» **PROBLEM DETAILS**
Gather all lines in the data that hold the string "возрасте".
DATA TO PROCESS start
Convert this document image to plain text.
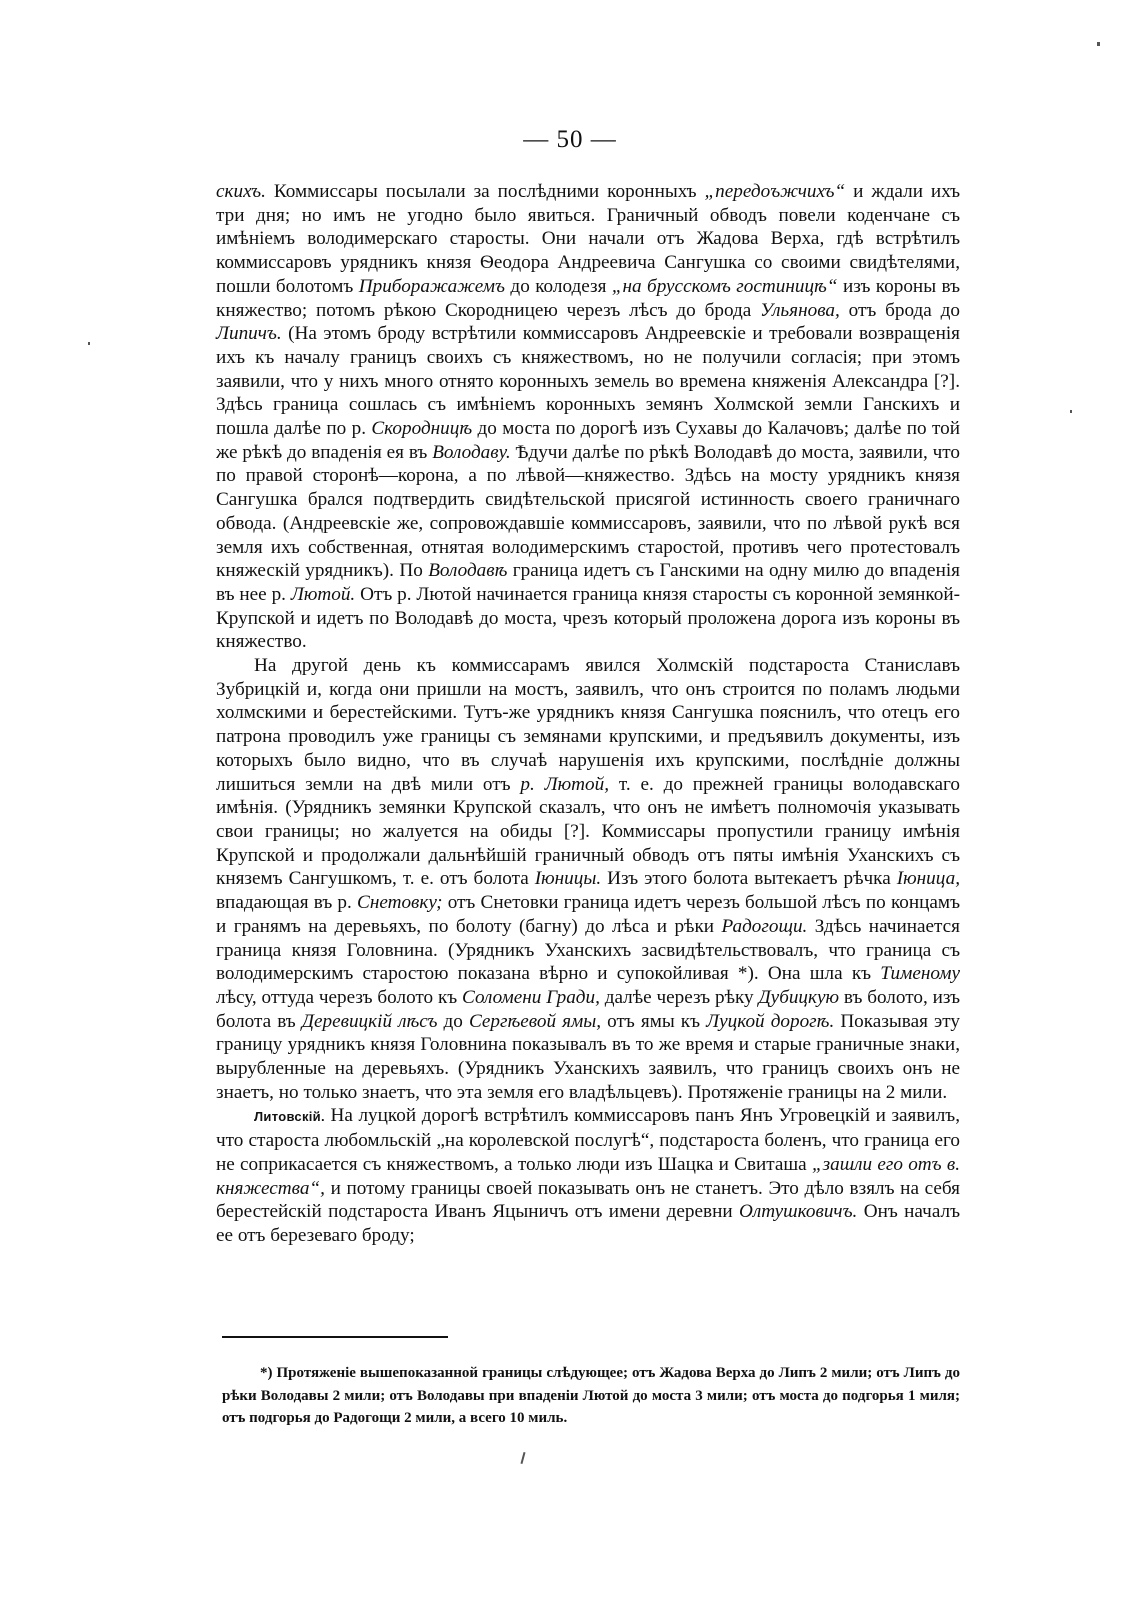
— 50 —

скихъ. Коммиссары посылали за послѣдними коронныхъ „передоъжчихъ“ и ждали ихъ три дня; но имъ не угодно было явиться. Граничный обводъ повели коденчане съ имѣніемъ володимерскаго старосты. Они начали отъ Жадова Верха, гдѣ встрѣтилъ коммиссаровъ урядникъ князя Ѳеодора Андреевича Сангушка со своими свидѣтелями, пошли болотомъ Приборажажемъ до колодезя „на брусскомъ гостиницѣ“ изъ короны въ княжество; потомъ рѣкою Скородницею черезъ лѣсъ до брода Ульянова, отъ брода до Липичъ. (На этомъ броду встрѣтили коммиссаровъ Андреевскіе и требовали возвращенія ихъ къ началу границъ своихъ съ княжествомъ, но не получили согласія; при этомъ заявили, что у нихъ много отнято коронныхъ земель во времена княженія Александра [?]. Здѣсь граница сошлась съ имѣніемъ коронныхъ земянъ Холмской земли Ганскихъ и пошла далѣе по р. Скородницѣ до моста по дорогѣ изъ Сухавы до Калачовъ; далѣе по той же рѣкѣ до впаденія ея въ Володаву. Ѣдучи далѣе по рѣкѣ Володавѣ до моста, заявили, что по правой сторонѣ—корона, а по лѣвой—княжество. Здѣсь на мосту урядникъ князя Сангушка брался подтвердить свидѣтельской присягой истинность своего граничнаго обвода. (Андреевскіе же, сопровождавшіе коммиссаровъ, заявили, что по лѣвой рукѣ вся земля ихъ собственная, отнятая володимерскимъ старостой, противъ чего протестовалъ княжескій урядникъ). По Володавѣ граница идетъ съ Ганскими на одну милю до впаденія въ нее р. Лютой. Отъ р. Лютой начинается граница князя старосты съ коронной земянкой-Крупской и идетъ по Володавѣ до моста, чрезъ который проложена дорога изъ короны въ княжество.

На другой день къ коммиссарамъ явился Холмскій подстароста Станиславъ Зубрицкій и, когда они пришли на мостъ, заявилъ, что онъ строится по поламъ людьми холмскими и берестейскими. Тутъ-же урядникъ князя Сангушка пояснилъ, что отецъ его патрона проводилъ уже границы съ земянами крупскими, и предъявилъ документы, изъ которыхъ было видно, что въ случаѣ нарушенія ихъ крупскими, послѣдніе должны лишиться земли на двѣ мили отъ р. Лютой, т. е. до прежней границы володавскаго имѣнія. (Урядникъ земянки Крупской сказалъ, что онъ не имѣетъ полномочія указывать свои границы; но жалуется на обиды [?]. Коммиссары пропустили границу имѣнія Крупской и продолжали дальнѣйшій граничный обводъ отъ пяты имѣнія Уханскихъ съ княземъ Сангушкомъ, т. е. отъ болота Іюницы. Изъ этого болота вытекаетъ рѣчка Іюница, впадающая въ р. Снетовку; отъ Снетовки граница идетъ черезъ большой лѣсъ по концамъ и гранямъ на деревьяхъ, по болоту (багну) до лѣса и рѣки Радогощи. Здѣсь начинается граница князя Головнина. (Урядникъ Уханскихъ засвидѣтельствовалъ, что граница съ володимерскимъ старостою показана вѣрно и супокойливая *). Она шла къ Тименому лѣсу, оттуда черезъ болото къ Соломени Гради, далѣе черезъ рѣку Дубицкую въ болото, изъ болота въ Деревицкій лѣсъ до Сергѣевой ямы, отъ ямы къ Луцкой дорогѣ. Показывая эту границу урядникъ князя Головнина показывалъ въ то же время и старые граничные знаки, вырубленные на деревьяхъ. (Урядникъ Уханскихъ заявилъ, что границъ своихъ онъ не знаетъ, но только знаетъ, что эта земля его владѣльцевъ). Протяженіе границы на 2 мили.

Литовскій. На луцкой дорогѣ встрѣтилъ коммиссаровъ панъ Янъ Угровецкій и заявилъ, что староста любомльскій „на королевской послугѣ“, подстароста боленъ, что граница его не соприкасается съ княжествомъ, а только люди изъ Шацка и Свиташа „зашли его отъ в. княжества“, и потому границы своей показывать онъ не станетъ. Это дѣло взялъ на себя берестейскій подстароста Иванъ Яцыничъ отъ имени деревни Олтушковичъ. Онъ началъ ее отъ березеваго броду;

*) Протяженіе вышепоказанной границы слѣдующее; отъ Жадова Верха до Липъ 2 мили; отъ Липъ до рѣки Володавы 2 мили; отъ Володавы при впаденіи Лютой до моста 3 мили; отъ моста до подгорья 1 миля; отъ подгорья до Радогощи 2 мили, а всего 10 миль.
DATA TO PROCESS end
DATA TO PROCESS start
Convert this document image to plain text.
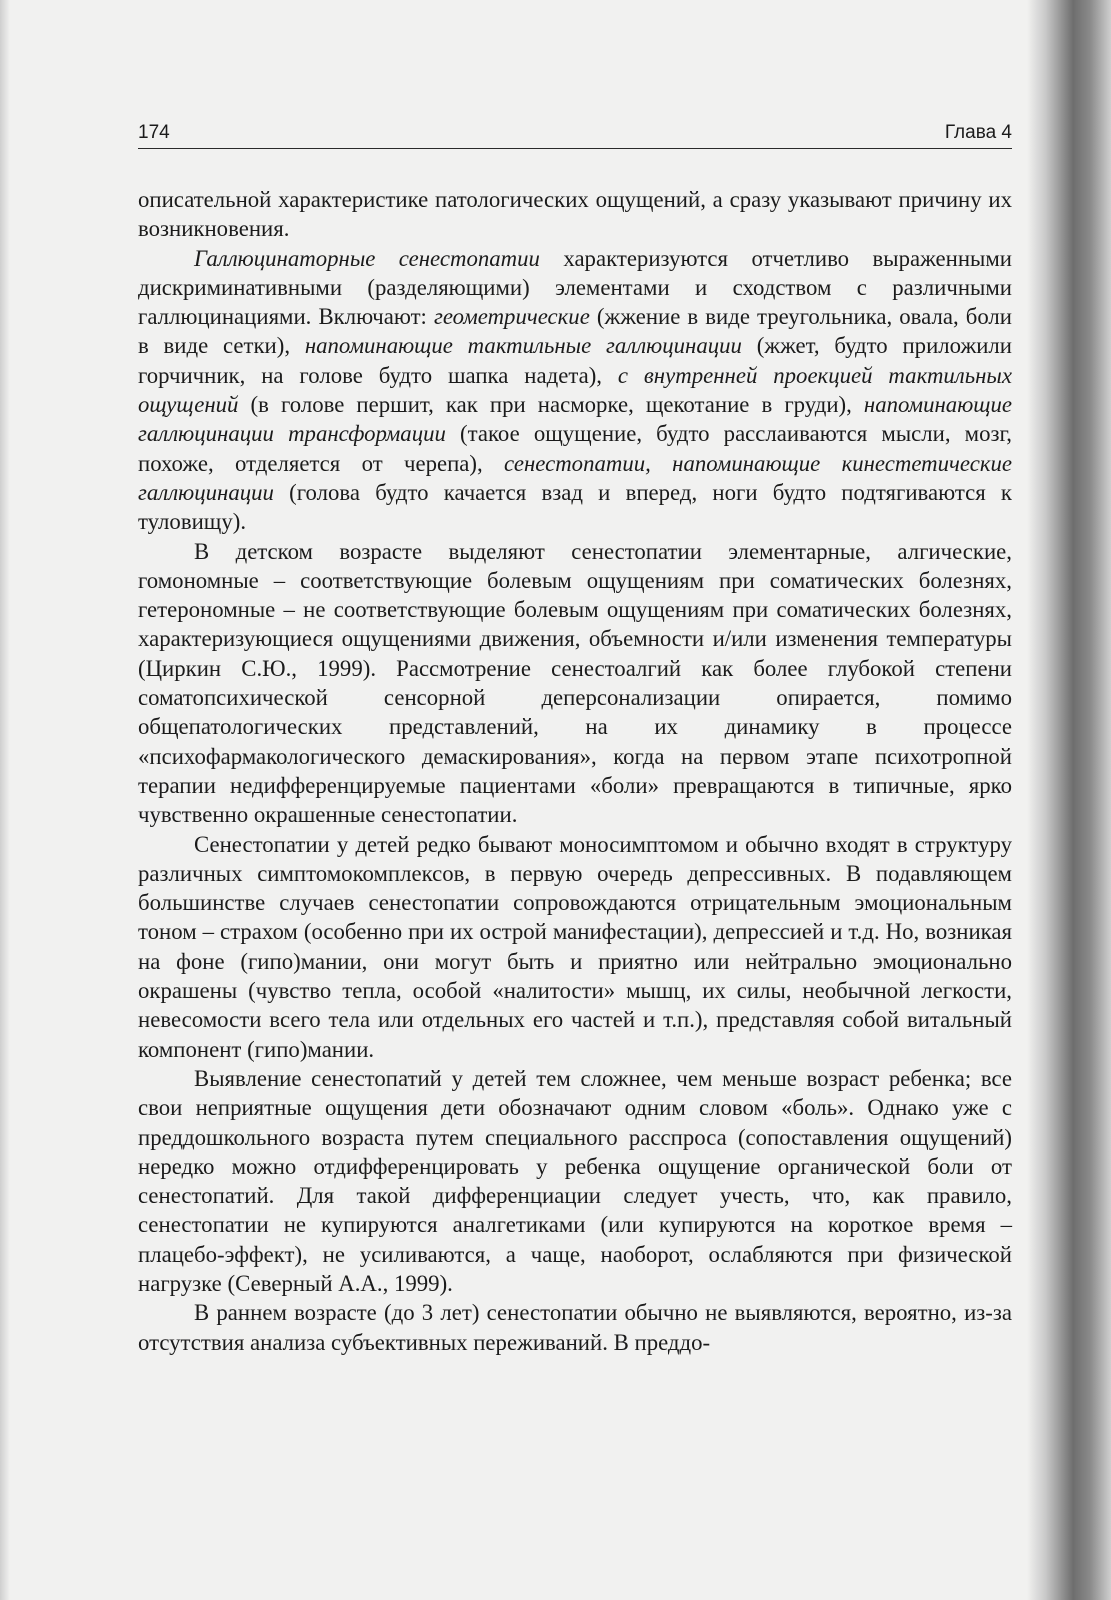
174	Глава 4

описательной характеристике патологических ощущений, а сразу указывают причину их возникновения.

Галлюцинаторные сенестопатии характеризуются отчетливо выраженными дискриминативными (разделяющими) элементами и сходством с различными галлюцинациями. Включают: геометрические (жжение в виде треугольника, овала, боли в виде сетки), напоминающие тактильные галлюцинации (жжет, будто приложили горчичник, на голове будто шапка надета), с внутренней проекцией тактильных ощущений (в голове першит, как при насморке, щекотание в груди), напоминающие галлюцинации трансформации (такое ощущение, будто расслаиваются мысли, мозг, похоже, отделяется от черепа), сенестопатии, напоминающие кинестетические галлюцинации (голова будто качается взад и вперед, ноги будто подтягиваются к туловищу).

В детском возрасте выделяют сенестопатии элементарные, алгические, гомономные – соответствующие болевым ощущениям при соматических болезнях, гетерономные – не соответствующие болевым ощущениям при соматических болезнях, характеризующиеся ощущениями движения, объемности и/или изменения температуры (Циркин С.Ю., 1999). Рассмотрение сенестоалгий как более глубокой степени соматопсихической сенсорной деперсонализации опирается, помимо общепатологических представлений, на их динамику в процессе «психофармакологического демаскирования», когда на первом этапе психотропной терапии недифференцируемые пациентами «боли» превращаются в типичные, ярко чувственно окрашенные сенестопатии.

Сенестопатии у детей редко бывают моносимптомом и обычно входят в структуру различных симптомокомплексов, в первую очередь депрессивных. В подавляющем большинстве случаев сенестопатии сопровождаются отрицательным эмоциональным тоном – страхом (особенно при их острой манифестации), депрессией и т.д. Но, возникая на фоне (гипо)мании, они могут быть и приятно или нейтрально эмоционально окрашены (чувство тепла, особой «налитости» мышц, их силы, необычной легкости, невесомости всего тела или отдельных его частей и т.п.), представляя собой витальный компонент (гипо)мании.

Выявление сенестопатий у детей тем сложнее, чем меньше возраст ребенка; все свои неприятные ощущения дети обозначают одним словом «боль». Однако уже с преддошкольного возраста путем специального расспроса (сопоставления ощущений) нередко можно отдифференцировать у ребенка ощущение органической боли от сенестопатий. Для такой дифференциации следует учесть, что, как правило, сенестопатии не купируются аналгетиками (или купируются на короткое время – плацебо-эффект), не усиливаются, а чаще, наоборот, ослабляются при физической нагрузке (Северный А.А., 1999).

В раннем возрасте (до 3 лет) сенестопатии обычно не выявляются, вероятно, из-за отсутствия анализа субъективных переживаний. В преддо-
DATA TO PROCESS end
DATA TO PROCESS start
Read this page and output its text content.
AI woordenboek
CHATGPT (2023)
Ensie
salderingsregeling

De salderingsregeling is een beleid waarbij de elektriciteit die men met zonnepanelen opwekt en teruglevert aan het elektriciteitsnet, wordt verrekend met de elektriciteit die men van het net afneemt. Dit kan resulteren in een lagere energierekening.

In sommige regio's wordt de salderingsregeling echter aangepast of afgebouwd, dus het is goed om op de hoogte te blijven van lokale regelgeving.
DATA TO PROCESS end
» **RESULT FOR THIS EXERCISE**
В детском возрасте выделяют сенестопатии элементарные, алгические, гомономные – соответствующие болевым ощущениям при соматических болезнях, гетерономные – не соответствующие болевым ощущениям при соматических болезнях, характеризующиеся ощущениями движения, объемности и/или изменения температуры (Циркин С.Ю., 1999). Рассмотрение сенестоалгий как более глубокой степени соматопсихической сенсорной деперсонализации опирается, помимо общепатологических представлений, на их динамику в процессе «психофармакологического демаскирования», когда на первом этапе психотропной терапии недифференцируемые пациентами «боли» превращаются в типичные, ярко чувственно окрашенные сенестопатии.
В раннем возрасте (до 3 лет) сенестопатии обычно не выявляются, вероятно, из-за отсутствия анализа субъективных переживаний. В преддо-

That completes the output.